[Lines of data]
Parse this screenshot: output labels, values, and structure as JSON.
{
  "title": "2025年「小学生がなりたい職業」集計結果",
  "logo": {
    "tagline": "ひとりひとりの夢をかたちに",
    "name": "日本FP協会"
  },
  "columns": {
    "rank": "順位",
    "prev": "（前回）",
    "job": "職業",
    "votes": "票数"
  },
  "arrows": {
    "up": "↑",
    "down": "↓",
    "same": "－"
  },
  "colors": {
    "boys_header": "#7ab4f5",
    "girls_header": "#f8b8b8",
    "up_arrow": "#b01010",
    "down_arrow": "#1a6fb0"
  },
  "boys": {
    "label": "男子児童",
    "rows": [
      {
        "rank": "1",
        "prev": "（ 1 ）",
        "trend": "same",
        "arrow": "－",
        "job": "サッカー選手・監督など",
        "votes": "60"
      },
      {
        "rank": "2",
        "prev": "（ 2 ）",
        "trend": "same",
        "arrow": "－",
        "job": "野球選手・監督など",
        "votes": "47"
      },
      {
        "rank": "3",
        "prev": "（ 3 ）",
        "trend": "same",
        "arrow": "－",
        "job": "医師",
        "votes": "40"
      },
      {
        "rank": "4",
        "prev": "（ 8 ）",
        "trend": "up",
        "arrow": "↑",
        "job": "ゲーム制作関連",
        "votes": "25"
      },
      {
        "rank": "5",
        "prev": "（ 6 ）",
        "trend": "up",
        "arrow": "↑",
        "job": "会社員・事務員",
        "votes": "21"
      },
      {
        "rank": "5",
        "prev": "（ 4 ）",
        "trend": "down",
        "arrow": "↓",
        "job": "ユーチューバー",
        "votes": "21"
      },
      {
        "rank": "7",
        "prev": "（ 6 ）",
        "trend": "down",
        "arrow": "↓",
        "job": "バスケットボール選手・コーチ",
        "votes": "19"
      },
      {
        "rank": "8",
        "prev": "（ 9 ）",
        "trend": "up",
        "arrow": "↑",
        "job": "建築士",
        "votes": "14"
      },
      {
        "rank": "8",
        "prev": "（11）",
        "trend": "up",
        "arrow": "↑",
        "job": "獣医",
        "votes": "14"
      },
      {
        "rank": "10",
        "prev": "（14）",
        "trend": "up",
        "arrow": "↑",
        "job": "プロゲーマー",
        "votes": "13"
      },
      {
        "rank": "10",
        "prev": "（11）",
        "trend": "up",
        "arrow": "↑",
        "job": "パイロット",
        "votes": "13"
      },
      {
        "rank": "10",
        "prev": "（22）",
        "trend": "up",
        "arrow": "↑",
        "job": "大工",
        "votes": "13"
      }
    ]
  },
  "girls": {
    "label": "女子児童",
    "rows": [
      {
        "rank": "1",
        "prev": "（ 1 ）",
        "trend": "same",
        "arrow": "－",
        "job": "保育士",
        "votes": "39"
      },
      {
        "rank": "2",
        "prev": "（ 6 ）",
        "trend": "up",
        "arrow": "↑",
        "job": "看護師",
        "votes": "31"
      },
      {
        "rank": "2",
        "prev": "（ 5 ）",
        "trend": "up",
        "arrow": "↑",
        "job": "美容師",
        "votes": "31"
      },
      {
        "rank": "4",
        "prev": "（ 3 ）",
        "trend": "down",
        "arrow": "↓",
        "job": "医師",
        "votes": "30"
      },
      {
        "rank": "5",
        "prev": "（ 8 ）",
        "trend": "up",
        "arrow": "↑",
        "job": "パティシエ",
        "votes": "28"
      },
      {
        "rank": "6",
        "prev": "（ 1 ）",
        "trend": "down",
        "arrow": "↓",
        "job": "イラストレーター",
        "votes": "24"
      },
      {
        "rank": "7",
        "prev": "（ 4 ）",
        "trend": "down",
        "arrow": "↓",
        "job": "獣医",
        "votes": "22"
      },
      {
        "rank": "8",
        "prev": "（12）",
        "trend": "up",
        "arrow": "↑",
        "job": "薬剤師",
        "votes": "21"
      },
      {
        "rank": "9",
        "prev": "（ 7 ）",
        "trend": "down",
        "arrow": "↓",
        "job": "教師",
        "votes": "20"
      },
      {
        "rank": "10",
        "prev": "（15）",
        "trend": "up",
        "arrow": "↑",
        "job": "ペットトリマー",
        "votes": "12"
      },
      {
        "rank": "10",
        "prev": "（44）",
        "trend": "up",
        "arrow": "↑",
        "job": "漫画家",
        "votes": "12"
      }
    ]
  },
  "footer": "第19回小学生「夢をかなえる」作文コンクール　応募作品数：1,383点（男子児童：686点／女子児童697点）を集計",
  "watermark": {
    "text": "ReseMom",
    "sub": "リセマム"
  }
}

...

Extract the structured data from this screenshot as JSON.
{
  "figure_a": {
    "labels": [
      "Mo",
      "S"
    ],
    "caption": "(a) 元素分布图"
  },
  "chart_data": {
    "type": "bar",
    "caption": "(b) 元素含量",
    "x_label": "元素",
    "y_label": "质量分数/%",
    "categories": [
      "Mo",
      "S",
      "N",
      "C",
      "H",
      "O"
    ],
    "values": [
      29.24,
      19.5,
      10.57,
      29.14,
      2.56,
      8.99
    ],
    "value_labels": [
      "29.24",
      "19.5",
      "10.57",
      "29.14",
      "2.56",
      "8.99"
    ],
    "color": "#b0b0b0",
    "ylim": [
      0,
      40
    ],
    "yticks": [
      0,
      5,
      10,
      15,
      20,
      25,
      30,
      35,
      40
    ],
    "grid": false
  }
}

■ **DIRECTIONS**:
Where a line of the entries contains the word "JSON", copy that line.

■ **TASK ANSWER**:
Parse this screenshot: output labels, values, and structure as JSON.
Extract the structured data from this screenshot as JSON.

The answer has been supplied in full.